§ **Description of the task**
Write out each line of the listing as it stands, without the images.

§ **Dataset content**
((
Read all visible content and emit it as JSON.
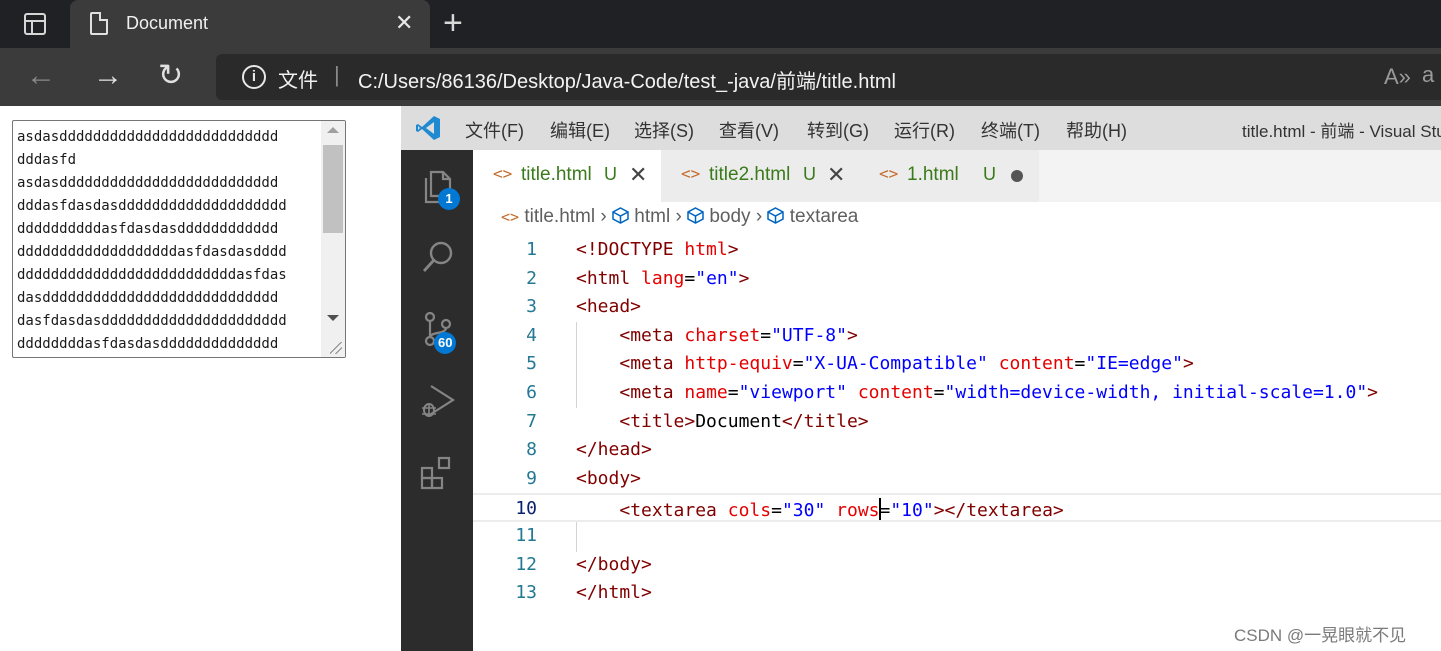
{
  "browser": {
    "tab_title": "Document",
    "address_label": "文件",
    "address_url": "C:/Users/86136/Desktop/Java-Code/test_-java/前端/title.html"
  },
  "page": {
    "textarea_content": "asdasdddddddddddddddddddddddddd\ndddasfd\nasdasdddddddddddddddddddddddddd\ndddasfdasdasdddddddddddddddddddd\nddddddddddasfdasdasdddddddddddd\ndddddddddddddddddddasfdasdasdddd\nddddddddddddddddddddddddddasfdas\ndasdddddddddddddddddddddddddddd\ndasfdasdasdddddddddddddddddddddd\nddddddddasfdasdasdddddddddddddd"
  },
  "vscode": {
    "menu": [
      "文件(F)",
      "编辑(E)",
      "选择(S)",
      "查看(V)",
      "转到(G)",
      "运行(R)",
      "终端(T)",
      "帮助(H)"
    ],
    "window_title": "title.html - 前端 - Visual Studio Code",
    "badges": {
      "explorer": "1",
      "source_control": "60"
    },
    "tabs": [
      {
        "icon": "<>",
        "name": "title.html",
        "status": "U"
      },
      {
        "icon": "<>",
        "name": "title2.html",
        "status": "U"
      },
      {
        "icon": "<>",
        "name": "1.html",
        "status": "U"
      }
    ],
    "breadcrumbs": {
      "file": "title.html",
      "path": [
        "html",
        "body",
        "textarea"
      ]
    },
    "current_line": 10,
    "lines": [
      {
        "n": "1",
        "tokens": [
          [
            "t-tag",
            "<!DOCTYPE "
          ],
          [
            "t-attr",
            "html"
          ],
          [
            "t-tag",
            ">"
          ]
        ]
      },
      {
        "n": "2",
        "tokens": [
          [
            "t-tag",
            "<html "
          ],
          [
            "t-attr",
            "lang"
          ],
          [
            "t-txt",
            "="
          ],
          [
            "t-val",
            "\"en\""
          ],
          [
            "t-tag",
            ">"
          ]
        ]
      },
      {
        "n": "3",
        "tokens": [
          [
            "t-tag",
            "<head>"
          ]
        ]
      },
      {
        "n": "4",
        "tokens": [
          [
            "t-txt",
            "    "
          ],
          [
            "t-tag",
            "<meta "
          ],
          [
            "t-attr",
            "charset"
          ],
          [
            "t-txt",
            "="
          ],
          [
            "t-val",
            "\"UTF-8\""
          ],
          [
            "t-tag",
            ">"
          ]
        ]
      },
      {
        "n": "5",
        "tokens": [
          [
            "t-txt",
            "    "
          ],
          [
            "t-tag",
            "<meta "
          ],
          [
            "t-attr",
            "http-equiv"
          ],
          [
            "t-txt",
            "="
          ],
          [
            "t-val",
            "\"X-UA-Compatible\""
          ],
          [
            "t-txt",
            " "
          ],
          [
            "t-attr",
            "content"
          ],
          [
            "t-txt",
            "="
          ],
          [
            "t-val",
            "\"IE=edge\""
          ],
          [
            "t-tag",
            ">"
          ]
        ]
      },
      {
        "n": "6",
        "tokens": [
          [
            "t-txt",
            "    "
          ],
          [
            "t-tag",
            "<meta "
          ],
          [
            "t-attr",
            "name"
          ],
          [
            "t-txt",
            "="
          ],
          [
            "t-val",
            "\"viewport\""
          ],
          [
            "t-txt",
            " "
          ],
          [
            "t-attr",
            "content"
          ],
          [
            "t-txt",
            "="
          ],
          [
            "t-val",
            "\"width=device-width, initial-scale=1.0\""
          ],
          [
            "t-tag",
            ">"
          ]
        ]
      },
      {
        "n": "7",
        "tokens": [
          [
            "t-txt",
            "    "
          ],
          [
            "t-tag",
            "<title>"
          ],
          [
            "t-txt",
            "Document"
          ],
          [
            "t-tag",
            "</title>"
          ]
        ]
      },
      {
        "n": "8",
        "tokens": [
          [
            "t-tag",
            "</head>"
          ]
        ]
      },
      {
        "n": "9",
        "tokens": [
          [
            "t-tag",
            "<body>"
          ]
        ]
      },
      {
        "n": "10",
        "tokens": [
          [
            "t-txt",
            "    "
          ],
          [
            "t-tag",
            "<textarea "
          ],
          [
            "t-attr",
            "cols"
          ],
          [
            "t-txt",
            "="
          ],
          [
            "t-val",
            "\"30\""
          ],
          [
            "t-txt",
            " "
          ],
          [
            "t-attr",
            "rows"
          ],
          [
            "cursor",
            ""
          ],
          [
            "t-txt",
            "="
          ],
          [
            "t-val",
            "\"10\""
          ],
          [
            "t-tag",
            "></textarea>"
          ]
        ]
      },
      {
        "n": "11",
        "tokens": []
      },
      {
        "n": "12",
        "tokens": [
          [
            "t-tag",
            "</body>"
          ]
        ]
      },
      {
        "n": "13",
        "tokens": [
          [
            "t-tag",
            "</html>"
          ]
        ]
      }
    ]
  },
  "watermark": "CSDN @一晃眼就不见",
  "colors": {
    "accent": "#0078d4",
    "tag": "#800000",
    "attr": "#e50000",
    "value": "#0000ff",
    "line_number": "#237893"
  }
}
))
§ **Output of the exercise**
Read all visible content and emit it as JSON.
{
  "browser": {
    "tab_title": "Document",
    "address_label": "文件",
    "address_url": "C:/Users/86136/Desktop/Java-Code/test_-java/前端/title.html"
  },
  "page": {
    "textarea_content": "asdasdddddddddddddddddddddddddd\ndddasfd\nasdasdddddddddddddddddddddddddd\ndddasfdasdasdddddddddddddddddddd\nddddddddddasfdasdasdddddddddddd\ndddddddddddddddddddasfdasdasdddd\nddddddddddddddddddddddddddasfdas\ndasdddddddddddddddddddddddddddd\ndasfdasdasdddddddddddddddddddddd\nddddddddasfdasdasdddddddddddddd"
  },
  "vscode": {
    "menu": [
      "文件(F)",
      "编辑(E)",
      "选择(S)",
      "查看(V)",
      "转到(G)",
      "运行(R)",
      "终端(T)",
      "帮助(H)"
    ],
    "window_title": "title.html - 前端 - Visual Studio Code",
    "badges": {
      "explorer": "1",
      "source_control": "60"
    },
    "tabs": [
      {
        "icon": "<>",
        "name": "title.html",
        "status": "U"
      },
      {
        "icon": "<>",
        "name": "title2.html",
        "status": "U"
      },
      {
        "icon": "<>",
        "name": "1.html",
        "status": "U"
      }
    ],
    "breadcrumbs": {
      "file": "title.html",
      "path": [
        "html",
        "body",
        "textarea"
      ]
    },
    "current_line": 10,
    "lines": [
      {
        "n": "1",
        "tokens": [
          [
            "t-tag",
            "<!DOCTYPE "
          ],
          [
            "t-attr",
            "html"
          ],
          [
            "t-tag",
            ">"
          ]
        ]
      },
      {
        "n": "2",
        "tokens": [
          [
            "t-tag",
            "<html "
          ],
          [
            "t-attr",
            "lang"
          ],
          [
            "t-txt",
            "="
          ],
          [
            "t-val",
            "\"en\""
          ],
          [
            "t-tag",
            ">"
          ]
        ]
      },
      {
        "n": "3",
        "tokens": [
          [
            "t-tag",
            "<head>"
          ]
        ]
      },
      {
        "n": "4",
        "tokens": [
          [
            "t-txt",
            "    "
          ],
          [
            "t-tag",
            "<meta "
          ],
          [
            "t-attr",
            "charset"
          ],
          [
            "t-txt",
            "="
          ],
          [
            "t-val",
            "\"UTF-8\""
          ],
          [
            "t-tag",
            ">"
          ]
        ]
      },
      {
        "n": "5",
        "tokens": [
          [
            "t-txt",
            "    "
          ],
          [
            "t-tag",
            "<meta "
          ],
          [
            "t-attr",
            "http-equiv"
          ],
          [
            "t-txt",
            "="
          ],
          [
            "t-val",
            "\"X-UA-Compatible\""
          ],
          [
            "t-txt",
            " "
          ],
          [
            "t-attr",
            "content"
          ],
          [
            "t-txt",
            "="
          ],
          [
            "t-val",
            "\"IE=edge\""
          ],
          [
            "t-tag",
            ">"
          ]
        ]
      },
      {
        "n": "6",
        "tokens": [
          [
            "t-txt",
            "    "
          ],
          [
            "t-tag",
            "<meta "
          ],
          [
            "t-attr",
            "name"
          ],
          [
            "t-txt",
            "="
          ],
          [
            "t-val",
            "\"viewport\""
          ],
          [
            "t-txt",
            " "
          ],
          [
            "t-attr",
            "content"
          ],
          [
            "t-txt",
            "="
          ],
          [
            "t-val",
            "\"width=device-width, initial-scale=1.0\""
          ],
          [
            "t-tag",
            ">"
          ]
        ]
      },
      {
        "n": "7",
        "tokens": [
          [
            "t-txt",
            "    "
          ],
          [
            "t-tag",
            "<title>"
          ],
          [
            "t-txt",
            "Document"
          ],
          [
            "t-tag",
            "</title>"
          ]
        ]
      },
      {
        "n": "8",
        "tokens": [
          [
            "t-tag",
            "</head>"
          ]
        ]
      },
      {
        "n": "9",
        "tokens": [
          [
            "t-tag",
            "<body>"
          ]
        ]
      },
      {
        "n": "10",
        "tokens": [
          [
            "t-txt",
            "    "
          ],
          [
            "t-tag",
            "<textarea "
          ],
          [
            "t-attr",
            "cols"
          ],
          [
            "t-txt",
            "="
          ],
          [
            "t-val",
            "\"30\""
          ],
          [
            "t-txt",
            " "
          ],
          [
            "t-attr",
            "rows"
          ],
          [
            "cursor",
            ""
          ],
          [
            "t-txt",
            "="
          ],
          [
            "t-val",
            "\"10\""
          ],
          [
            "t-tag",
            "></textarea>"
          ]
        ]
      },
      {
        "n": "11",
        "tokens": []
      },
      {
        "n": "12",
        "tokens": [
          [
            "t-tag",
            "</body>"
          ]
        ]
      },
      {
        "n": "13",
        "tokens": [
          [
            "t-tag",
            "</html>"
          ]
        ]
      }
    ]
  },
  "watermark": "CSDN @一晃眼就不见",
  "colors": {
    "accent": "#0078d4",
    "tag": "#800000",
    "attr": "#e50000",
    "value": "#0000ff",
    "line_number": "#237893"
  }
}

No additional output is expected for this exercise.